- PROBLEM REQUIREMENTS:
Note each line that includes the word "Pekka". Copy those lines.

[Data items]

-------

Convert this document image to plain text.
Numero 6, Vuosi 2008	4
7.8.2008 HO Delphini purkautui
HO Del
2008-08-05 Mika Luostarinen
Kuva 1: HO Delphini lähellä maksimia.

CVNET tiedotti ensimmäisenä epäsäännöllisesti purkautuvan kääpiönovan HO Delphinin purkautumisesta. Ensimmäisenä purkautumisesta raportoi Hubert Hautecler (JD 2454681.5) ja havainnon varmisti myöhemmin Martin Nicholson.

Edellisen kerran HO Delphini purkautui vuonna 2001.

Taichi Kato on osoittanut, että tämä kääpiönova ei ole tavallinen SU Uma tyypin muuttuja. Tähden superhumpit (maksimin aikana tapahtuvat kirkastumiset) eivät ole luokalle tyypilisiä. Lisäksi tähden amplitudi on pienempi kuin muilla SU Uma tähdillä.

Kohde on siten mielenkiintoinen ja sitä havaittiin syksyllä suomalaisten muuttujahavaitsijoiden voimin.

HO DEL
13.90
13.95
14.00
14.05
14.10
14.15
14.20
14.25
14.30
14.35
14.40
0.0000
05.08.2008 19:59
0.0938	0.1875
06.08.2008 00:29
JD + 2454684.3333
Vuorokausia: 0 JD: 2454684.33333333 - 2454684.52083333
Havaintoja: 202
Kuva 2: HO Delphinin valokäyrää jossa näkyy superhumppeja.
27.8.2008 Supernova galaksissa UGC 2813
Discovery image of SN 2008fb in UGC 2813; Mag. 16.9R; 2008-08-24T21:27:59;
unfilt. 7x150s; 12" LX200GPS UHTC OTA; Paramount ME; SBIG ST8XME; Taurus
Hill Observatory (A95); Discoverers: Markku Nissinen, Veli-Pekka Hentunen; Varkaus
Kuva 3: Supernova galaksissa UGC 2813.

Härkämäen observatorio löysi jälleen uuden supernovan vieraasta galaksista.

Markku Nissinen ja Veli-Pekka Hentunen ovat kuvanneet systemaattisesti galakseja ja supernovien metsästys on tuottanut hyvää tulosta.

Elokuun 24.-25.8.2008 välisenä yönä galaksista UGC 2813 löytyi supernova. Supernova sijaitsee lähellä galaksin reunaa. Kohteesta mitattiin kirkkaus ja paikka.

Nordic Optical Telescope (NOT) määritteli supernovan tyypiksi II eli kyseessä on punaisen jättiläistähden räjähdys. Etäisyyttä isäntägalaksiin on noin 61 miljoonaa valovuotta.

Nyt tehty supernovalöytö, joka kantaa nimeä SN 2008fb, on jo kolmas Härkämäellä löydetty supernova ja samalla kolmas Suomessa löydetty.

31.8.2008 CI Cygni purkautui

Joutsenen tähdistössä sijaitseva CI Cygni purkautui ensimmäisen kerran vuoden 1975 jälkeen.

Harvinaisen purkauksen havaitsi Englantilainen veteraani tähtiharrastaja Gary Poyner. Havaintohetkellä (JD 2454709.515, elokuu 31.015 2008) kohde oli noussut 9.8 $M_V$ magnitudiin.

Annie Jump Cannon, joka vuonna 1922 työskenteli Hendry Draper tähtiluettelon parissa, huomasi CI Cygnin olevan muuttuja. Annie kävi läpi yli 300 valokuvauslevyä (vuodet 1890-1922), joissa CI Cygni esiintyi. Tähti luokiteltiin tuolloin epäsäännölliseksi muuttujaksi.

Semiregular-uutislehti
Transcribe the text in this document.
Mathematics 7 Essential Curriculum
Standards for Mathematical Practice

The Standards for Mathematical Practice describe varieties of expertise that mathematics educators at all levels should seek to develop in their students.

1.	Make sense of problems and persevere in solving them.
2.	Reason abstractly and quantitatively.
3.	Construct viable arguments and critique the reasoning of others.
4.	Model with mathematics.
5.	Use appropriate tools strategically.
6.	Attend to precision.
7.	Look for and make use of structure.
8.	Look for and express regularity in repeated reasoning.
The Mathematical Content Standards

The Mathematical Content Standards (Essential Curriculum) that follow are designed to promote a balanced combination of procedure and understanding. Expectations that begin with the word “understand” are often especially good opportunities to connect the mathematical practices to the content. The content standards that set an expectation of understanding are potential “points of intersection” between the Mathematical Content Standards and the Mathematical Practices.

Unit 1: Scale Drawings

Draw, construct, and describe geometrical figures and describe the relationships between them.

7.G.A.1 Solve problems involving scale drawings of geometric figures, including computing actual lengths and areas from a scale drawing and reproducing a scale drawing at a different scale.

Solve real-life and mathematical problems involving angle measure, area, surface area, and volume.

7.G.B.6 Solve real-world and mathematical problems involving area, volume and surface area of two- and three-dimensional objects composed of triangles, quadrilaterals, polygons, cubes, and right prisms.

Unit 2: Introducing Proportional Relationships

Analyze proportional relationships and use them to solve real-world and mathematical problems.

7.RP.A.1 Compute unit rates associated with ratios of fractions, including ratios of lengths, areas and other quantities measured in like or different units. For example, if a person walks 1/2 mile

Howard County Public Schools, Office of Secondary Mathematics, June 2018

-------

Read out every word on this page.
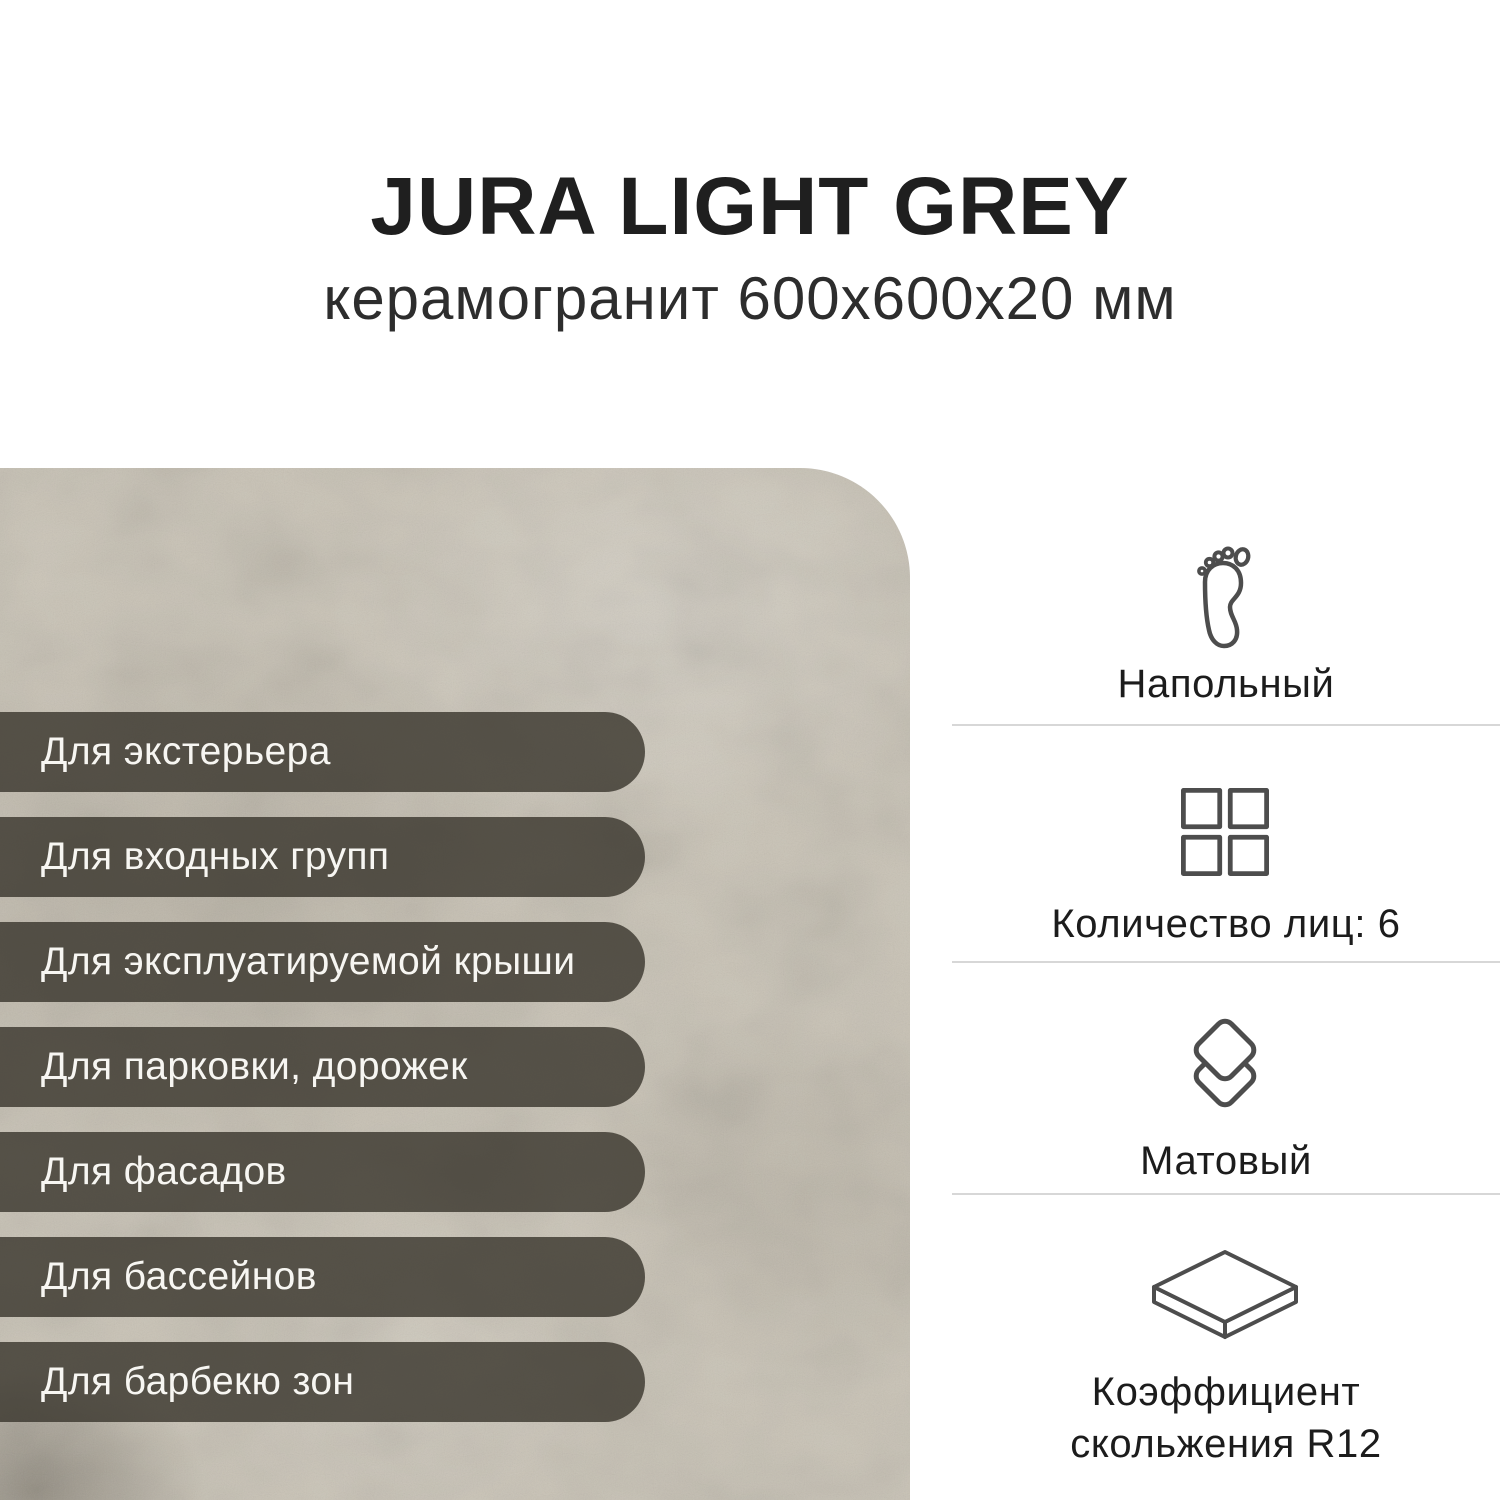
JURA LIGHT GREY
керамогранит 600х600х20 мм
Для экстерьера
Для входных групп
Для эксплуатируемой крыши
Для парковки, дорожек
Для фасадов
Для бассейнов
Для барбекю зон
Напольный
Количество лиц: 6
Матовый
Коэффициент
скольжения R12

-------

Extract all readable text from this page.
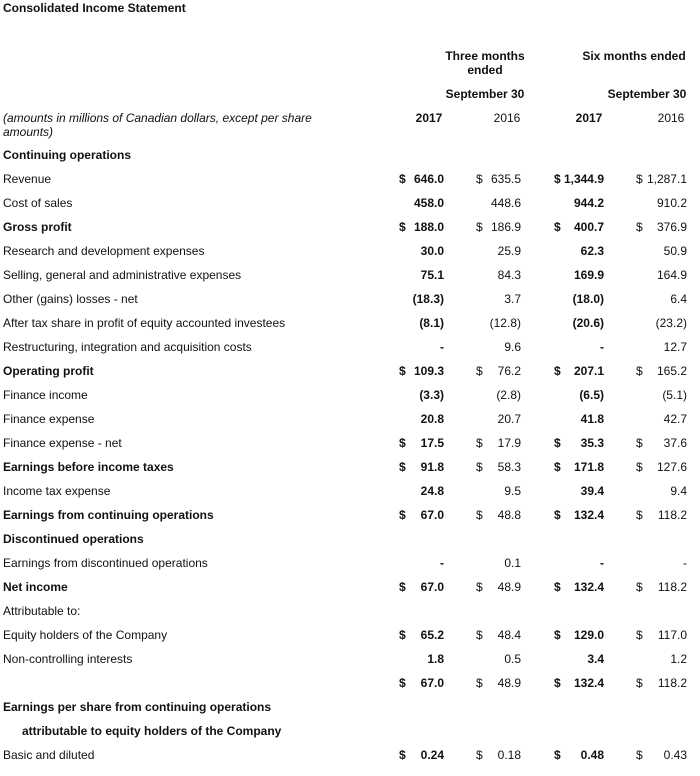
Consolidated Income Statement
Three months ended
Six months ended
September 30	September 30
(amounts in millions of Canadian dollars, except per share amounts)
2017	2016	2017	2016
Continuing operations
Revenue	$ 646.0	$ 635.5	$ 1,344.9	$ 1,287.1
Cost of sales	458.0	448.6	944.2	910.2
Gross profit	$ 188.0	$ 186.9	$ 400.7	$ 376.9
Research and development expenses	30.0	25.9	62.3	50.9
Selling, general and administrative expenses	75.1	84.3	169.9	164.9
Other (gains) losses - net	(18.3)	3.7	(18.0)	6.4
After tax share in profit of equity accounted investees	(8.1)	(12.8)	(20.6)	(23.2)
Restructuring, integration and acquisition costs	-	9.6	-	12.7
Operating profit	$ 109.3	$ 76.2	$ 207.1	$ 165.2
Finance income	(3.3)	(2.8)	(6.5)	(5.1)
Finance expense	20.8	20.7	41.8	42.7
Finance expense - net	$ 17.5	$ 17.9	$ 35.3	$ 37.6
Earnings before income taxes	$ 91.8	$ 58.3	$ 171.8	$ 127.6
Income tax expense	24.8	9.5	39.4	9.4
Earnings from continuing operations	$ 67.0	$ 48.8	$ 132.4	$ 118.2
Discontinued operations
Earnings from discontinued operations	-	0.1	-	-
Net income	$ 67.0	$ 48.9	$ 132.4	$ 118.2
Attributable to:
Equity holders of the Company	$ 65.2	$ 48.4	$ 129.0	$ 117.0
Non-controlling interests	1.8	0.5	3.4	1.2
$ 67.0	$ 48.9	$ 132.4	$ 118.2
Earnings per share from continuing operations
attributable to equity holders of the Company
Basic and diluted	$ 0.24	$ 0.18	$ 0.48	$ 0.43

-------

- FINISHED ANSWER:
Hill Observatory (A95); Discoverers: Markku Nissinen, Veli-Pekka Hentunen; Varkaus
Markku Nissinen ja Veli-Pekka Hentunen ovat kuvanneet systemaattisesti galakseja ja supernovien metsästys on tuottanut hyvää tulosta.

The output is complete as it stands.